**Task requirements:** Rewrite each of the records below, changing "Circle shape" to "Circle marker" wherever it occurs and leaving everything else unchanged.

++++ Data entries ++++

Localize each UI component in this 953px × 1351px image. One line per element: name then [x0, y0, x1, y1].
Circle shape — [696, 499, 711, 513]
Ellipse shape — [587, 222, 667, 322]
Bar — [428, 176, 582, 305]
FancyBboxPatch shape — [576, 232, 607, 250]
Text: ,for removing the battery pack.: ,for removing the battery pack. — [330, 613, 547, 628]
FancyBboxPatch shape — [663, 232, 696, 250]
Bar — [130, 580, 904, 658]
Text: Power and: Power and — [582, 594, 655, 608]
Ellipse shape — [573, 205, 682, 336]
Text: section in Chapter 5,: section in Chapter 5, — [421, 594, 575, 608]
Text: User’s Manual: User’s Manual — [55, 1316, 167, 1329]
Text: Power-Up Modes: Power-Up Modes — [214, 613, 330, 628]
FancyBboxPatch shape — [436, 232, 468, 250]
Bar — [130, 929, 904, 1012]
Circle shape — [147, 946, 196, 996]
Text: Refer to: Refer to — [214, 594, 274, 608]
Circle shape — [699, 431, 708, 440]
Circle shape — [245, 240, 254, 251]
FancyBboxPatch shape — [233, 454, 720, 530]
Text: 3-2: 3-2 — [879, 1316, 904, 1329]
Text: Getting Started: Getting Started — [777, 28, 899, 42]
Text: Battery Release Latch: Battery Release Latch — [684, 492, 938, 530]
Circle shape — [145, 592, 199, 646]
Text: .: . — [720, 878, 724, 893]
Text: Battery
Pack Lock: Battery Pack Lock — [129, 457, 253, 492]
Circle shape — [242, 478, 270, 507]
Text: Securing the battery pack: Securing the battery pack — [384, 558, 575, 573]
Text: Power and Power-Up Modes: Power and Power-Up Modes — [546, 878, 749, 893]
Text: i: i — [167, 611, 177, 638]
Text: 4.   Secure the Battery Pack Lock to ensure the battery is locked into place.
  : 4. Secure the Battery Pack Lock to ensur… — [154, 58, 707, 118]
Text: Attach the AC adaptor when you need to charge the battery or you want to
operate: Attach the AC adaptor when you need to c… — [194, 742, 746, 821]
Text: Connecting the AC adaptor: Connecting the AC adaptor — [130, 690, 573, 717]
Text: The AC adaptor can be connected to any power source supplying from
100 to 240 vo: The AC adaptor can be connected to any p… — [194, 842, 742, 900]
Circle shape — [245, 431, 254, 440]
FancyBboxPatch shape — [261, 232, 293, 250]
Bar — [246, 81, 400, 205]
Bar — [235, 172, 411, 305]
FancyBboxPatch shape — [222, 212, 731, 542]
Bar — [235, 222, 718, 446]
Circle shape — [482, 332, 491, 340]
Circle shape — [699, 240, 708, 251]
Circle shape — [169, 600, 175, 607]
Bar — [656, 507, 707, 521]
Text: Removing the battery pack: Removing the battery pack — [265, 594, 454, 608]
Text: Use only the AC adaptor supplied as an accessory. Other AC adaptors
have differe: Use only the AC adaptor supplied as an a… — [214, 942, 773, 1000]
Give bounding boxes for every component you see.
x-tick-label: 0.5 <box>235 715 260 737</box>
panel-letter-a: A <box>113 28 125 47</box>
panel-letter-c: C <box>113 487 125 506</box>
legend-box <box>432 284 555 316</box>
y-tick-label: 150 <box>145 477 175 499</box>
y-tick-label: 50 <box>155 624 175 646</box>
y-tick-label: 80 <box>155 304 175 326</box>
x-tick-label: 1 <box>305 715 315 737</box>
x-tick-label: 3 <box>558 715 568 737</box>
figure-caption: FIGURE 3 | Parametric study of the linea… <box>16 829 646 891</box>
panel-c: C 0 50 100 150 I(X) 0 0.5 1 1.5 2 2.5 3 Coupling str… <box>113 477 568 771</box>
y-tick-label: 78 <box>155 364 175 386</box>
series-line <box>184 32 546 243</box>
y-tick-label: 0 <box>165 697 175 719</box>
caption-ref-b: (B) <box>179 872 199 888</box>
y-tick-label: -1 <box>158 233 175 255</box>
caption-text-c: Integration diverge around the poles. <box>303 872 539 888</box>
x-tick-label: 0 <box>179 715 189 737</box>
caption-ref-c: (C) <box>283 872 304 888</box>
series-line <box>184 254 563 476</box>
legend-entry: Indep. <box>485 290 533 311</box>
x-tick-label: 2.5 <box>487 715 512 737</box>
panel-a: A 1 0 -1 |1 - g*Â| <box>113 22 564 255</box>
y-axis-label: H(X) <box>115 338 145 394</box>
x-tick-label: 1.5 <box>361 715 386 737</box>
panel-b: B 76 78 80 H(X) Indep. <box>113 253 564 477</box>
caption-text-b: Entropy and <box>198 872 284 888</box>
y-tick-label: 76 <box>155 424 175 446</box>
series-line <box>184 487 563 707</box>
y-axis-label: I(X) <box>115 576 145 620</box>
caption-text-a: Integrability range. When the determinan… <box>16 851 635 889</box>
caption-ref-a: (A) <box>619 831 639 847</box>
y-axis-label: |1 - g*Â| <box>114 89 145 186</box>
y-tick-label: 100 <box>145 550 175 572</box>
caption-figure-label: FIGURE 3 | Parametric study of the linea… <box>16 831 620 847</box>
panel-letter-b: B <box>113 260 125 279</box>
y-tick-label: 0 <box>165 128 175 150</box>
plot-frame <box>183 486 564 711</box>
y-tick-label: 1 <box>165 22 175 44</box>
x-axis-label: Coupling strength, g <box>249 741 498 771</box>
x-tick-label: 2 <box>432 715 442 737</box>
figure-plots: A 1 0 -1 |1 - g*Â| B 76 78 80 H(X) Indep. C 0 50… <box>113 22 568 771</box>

++++

**Full solution:**
Localize each UI component in this 953px × 1351px image. One line per element: name then [x0, y0, x1, y1].
Circle marker — [696, 499, 711, 513]
Ellipse shape — [587, 222, 667, 322]
Bar — [428, 176, 582, 305]
FancyBboxPatch shape — [576, 232, 607, 250]
Text: ,for removing the battery pack.: ,for removing the battery pack. — [330, 613, 547, 628]
FancyBboxPatch shape — [663, 232, 696, 250]
Bar — [130, 580, 904, 658]
Text: Power and: Power and — [582, 594, 655, 608]
Ellipse shape — [573, 205, 682, 336]
Text: section in Chapter 5,: section in Chapter 5, — [421, 594, 575, 608]
Text: User’s Manual: User’s Manual — [55, 1316, 167, 1329]
Text: Power-Up Modes: Power-Up Modes — [214, 613, 330, 628]
FancyBboxPatch shape — [436, 232, 468, 250]
Bar — [130, 929, 904, 1012]
Circle marker — [147, 946, 196, 996]
Text: Refer to: Refer to — [214, 594, 274, 608]
Circle marker — [699, 431, 708, 440]
Circle marker — [245, 240, 254, 251]
FancyBboxPatch shape — [233, 454, 720, 530]
Text: 3-2: 3-2 — [879, 1316, 904, 1329]
Text: Getting Started: Getting Started — [777, 28, 899, 42]
Text: Battery Release Latch: Battery Release Latch — [684, 492, 938, 530]
Circle marker — [145, 592, 199, 646]
Text: .: . — [720, 878, 724, 893]
Text: Battery
Pack Lock: Battery Pack Lock — [129, 457, 253, 492]
Circle marker — [242, 478, 270, 507]
Text: Securing the battery pack: Securing the battery pack — [384, 558, 575, 573]
Text: Power and Power-Up Modes: Power and Power-Up Modes — [546, 878, 749, 893]
Text: i: i — [167, 611, 177, 638]
Text: 4.   Secure the Battery Pack Lock to ensure the battery is locked into place.
  : 4. Secure the Battery Pack Lock to ensur… — [154, 58, 707, 118]
Text: Attach the AC adaptor when you need to charge the battery or you want to
operate: Attach the AC adaptor when you need to c… — [194, 742, 746, 821]
Text: Connecting the AC adaptor: Connecting the AC adaptor — [130, 690, 573, 717]
Text: The AC adaptor can be connected to any power source supplying from
100 to 240 vo: The AC adaptor can be connected to any p… — [194, 842, 742, 900]
Circle marker — [245, 431, 254, 440]
FancyBboxPatch shape — [261, 232, 293, 250]
Bar — [246, 81, 400, 205]
Bar — [235, 172, 411, 305]
FancyBboxPatch shape — [222, 212, 731, 542]
Bar — [235, 222, 718, 446]
Circle marker — [482, 332, 491, 340]
Circle marker — [699, 240, 708, 251]
Circle marker — [169, 600, 175, 607]
Bar — [656, 507, 707, 521]
Text: Removing the battery pack: Removing the battery pack — [265, 594, 454, 608]
Text: Use only the AC adaptor supplied as an accessory. Other AC adaptors
have differe: Use only the AC adaptor supplied as an a… — [214, 942, 773, 1000]
Give bounding boxes for every component you see.
x-tick-label: 0.5 <box>235 715 260 737</box>
panel-letter-a: A <box>113 28 125 47</box>
panel-letter-c: C <box>113 487 125 506</box>
legend-box <box>432 284 555 316</box>
y-tick-label: 150 <box>145 477 175 499</box>
y-tick-label: 50 <box>155 624 175 646</box>
y-tick-label: 80 <box>155 304 175 326</box>
x-tick-label: 1 <box>305 715 315 737</box>
x-tick-label: 3 <box>558 715 568 737</box>
figure-caption: FIGURE 3 | Parametric study of the linea… <box>16 829 646 891</box>
panel-c: C 0 50 100 150 I(X) 0 0.5 1 1.5 2 2.5 3 Coupling str… <box>113 477 568 771</box>
y-tick-label: 78 <box>155 364 175 386</box>
series-line <box>184 32 546 243</box>
y-tick-label: 0 <box>165 697 175 719</box>
caption-ref-b: (B) <box>179 872 199 888</box>
y-tick-label: -1 <box>158 233 175 255</box>
caption-text-c: Integration diverge around the poles. <box>303 872 539 888</box>
x-tick-label: 0 <box>179 715 189 737</box>
caption-ref-c: (C) <box>283 872 304 888</box>
series-line <box>184 254 563 476</box>
legend-entry: Indep. <box>485 290 533 311</box>
x-tick-label: 2.5 <box>487 715 512 737</box>
panel-a: A 1 0 -1 |1 - g*Â| <box>113 22 564 255</box>
y-axis-label: H(X) <box>115 338 145 394</box>
x-tick-label: 1.5 <box>361 715 386 737</box>
panel-b: B 76 78 80 H(X) Indep. <box>113 253 564 477</box>
caption-text-b: Entropy and <box>198 872 284 888</box>
y-tick-label: 76 <box>155 424 175 446</box>
series-line <box>184 487 563 707</box>
y-axis-label: I(X) <box>115 576 145 620</box>
caption-text-a: Integrability range. When the determinan… <box>16 851 635 889</box>
caption-ref-a: (A) <box>619 831 639 847</box>
y-axis-label: |1 - g*Â| <box>114 89 145 186</box>
y-tick-label: 100 <box>145 550 175 572</box>
caption-figure-label: FIGURE 3 | Parametric study of the linea… <box>16 831 620 847</box>
panel-letter-b: B <box>113 260 125 279</box>
y-tick-label: 0 <box>165 128 175 150</box>
plot-frame <box>183 486 564 711</box>
y-tick-label: 1 <box>165 22 175 44</box>
x-axis-label: Coupling strength, g <box>249 741 498 771</box>
x-tick-label: 2 <box>432 715 442 737</box>
figure-plots: A 1 0 -1 |1 - g*Â| B 76 78 80 H(X) Indep. C 0 50… <box>113 22 568 771</box>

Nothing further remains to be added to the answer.